For each line in the data below that holds "Gorakhpur", return a copy.

-- START --

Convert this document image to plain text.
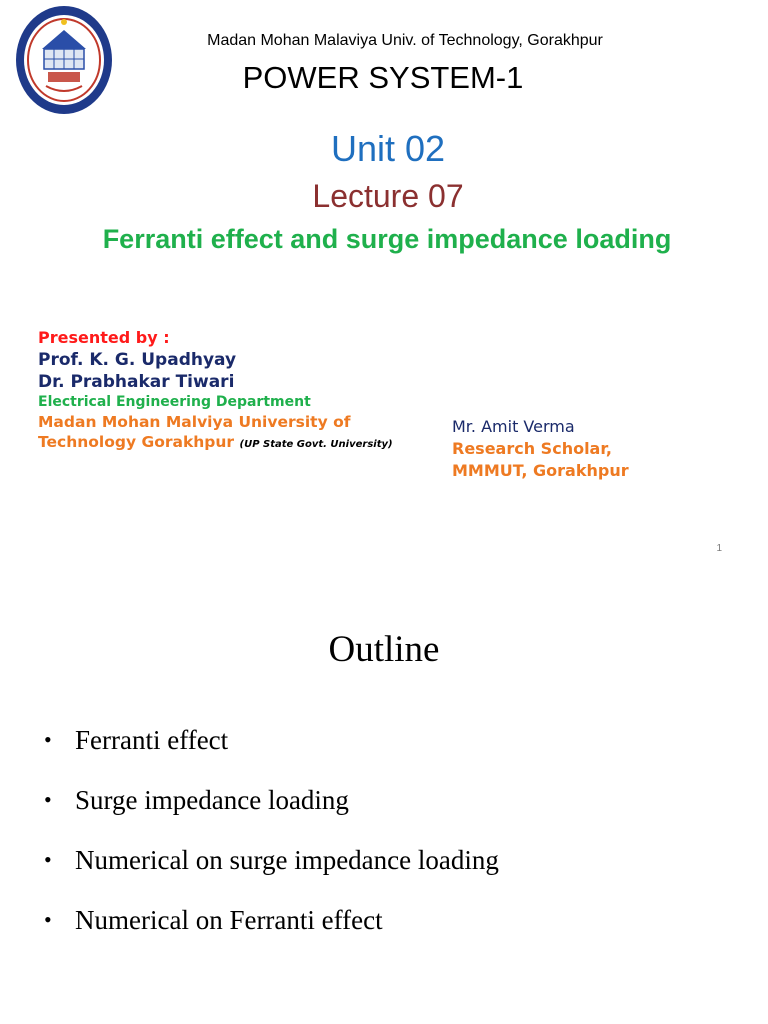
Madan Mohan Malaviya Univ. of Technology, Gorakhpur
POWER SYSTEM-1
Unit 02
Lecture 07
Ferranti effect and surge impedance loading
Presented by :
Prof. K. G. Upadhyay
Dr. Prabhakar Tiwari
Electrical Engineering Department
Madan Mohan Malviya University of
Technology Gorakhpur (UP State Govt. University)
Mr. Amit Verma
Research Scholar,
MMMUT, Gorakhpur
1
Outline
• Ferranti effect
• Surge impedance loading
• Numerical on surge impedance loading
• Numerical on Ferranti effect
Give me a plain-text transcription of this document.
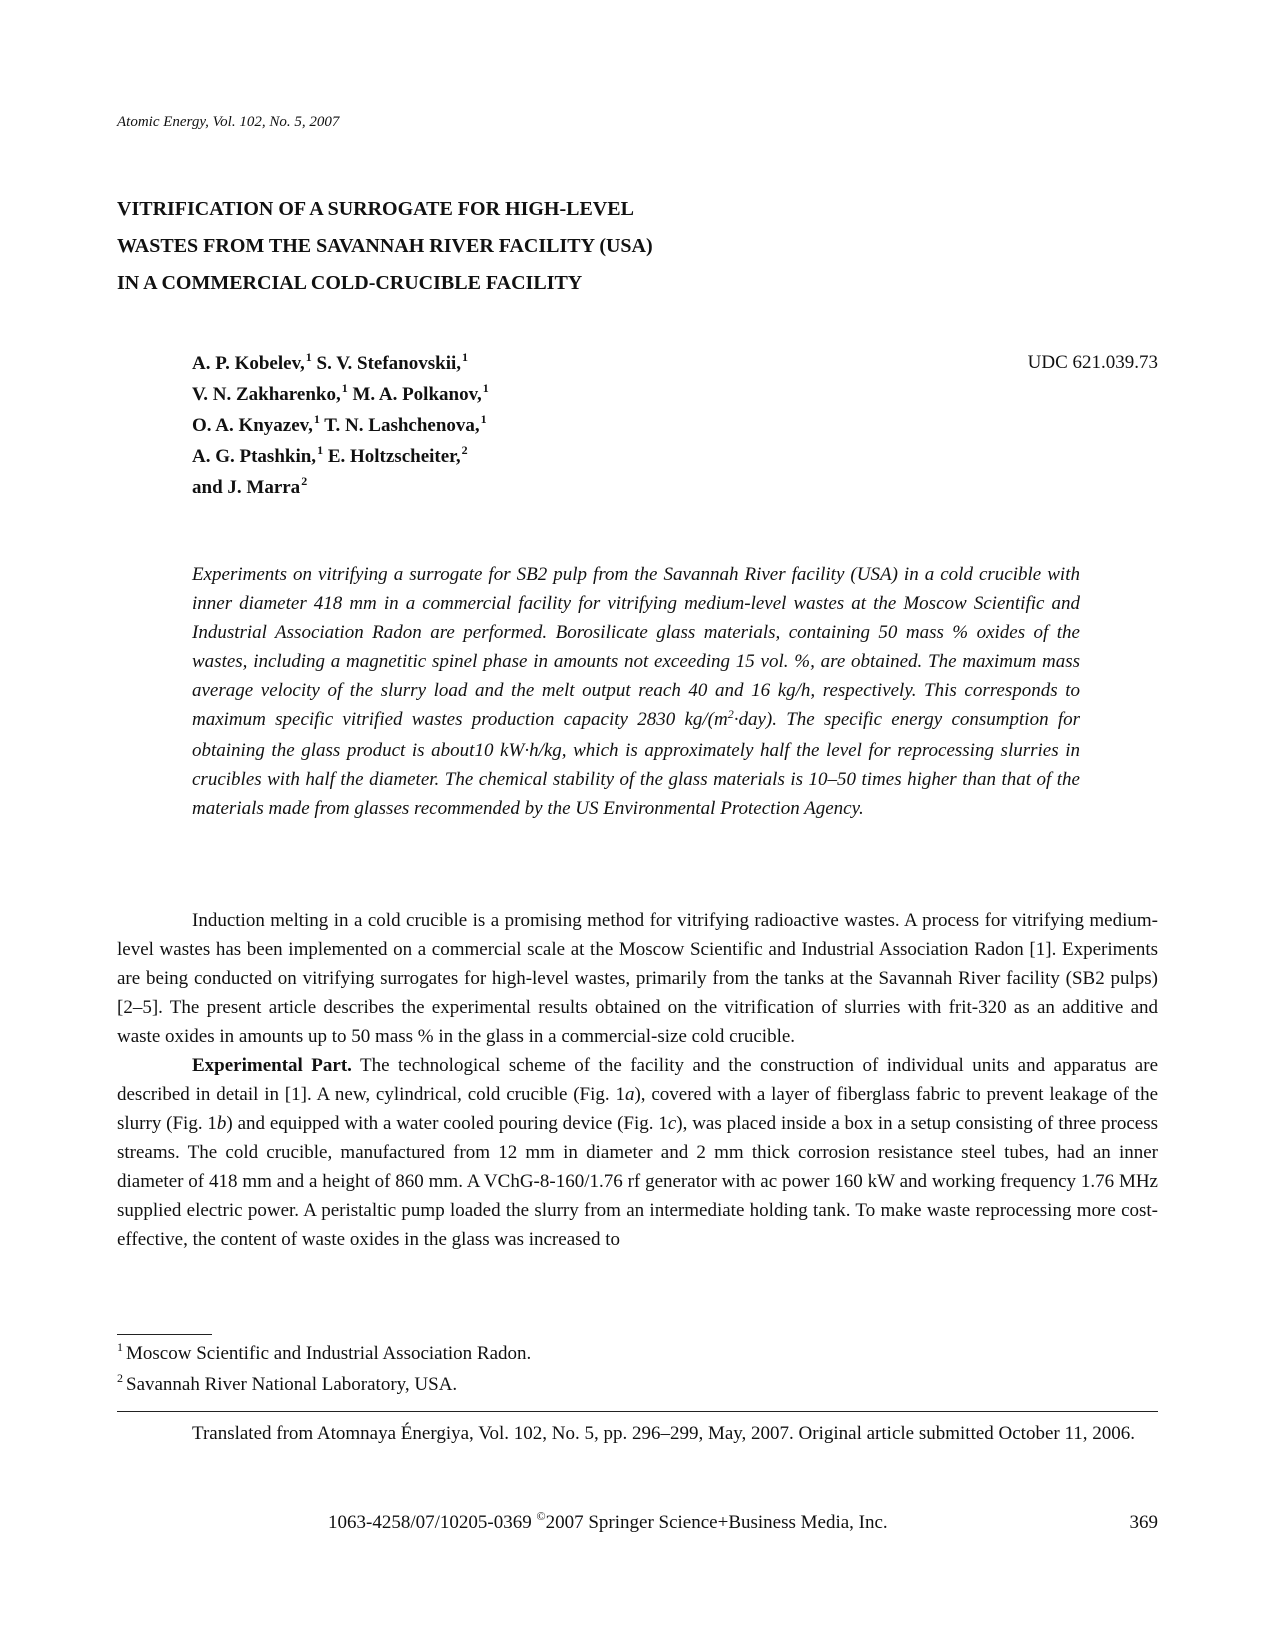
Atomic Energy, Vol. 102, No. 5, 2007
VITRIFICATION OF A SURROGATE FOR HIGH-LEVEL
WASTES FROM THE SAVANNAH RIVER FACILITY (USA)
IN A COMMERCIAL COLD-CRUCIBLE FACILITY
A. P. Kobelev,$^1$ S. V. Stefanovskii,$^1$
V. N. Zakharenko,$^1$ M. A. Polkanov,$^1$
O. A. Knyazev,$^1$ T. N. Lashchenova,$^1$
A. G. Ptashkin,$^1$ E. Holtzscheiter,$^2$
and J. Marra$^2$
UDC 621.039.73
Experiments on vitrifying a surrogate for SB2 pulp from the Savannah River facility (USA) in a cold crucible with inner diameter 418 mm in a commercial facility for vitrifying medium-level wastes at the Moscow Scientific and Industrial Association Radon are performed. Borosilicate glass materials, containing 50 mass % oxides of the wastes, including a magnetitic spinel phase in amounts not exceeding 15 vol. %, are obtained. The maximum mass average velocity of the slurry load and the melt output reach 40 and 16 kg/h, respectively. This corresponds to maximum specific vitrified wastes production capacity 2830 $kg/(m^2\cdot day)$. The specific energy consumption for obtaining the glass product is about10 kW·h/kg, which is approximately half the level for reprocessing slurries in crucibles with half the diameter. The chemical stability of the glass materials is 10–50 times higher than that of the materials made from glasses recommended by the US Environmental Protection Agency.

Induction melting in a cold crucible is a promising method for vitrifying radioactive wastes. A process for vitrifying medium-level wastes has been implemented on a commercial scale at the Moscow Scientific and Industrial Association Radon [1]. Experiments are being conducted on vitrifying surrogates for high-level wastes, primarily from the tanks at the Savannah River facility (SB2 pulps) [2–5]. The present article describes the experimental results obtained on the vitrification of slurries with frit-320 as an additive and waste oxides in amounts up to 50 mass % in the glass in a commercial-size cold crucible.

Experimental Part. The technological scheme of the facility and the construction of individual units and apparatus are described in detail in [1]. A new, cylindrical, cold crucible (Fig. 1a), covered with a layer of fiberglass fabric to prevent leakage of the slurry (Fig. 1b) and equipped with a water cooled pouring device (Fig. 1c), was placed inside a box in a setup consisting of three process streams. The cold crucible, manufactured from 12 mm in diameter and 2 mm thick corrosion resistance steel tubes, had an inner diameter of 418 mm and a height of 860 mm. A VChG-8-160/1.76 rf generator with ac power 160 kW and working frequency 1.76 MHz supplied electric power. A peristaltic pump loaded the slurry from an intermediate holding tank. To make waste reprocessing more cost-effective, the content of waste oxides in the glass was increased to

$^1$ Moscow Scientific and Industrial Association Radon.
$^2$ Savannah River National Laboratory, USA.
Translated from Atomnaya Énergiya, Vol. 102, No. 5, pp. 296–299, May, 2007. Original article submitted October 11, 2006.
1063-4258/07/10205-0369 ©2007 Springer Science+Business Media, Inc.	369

-- END --

▶ CORRECT RESPONSE
Madan Mohan Malaviya Univ. of Technology, Gorakhpur
Technology Gorakhpur (UP State Govt. University)
MMMUT, Gorakhpur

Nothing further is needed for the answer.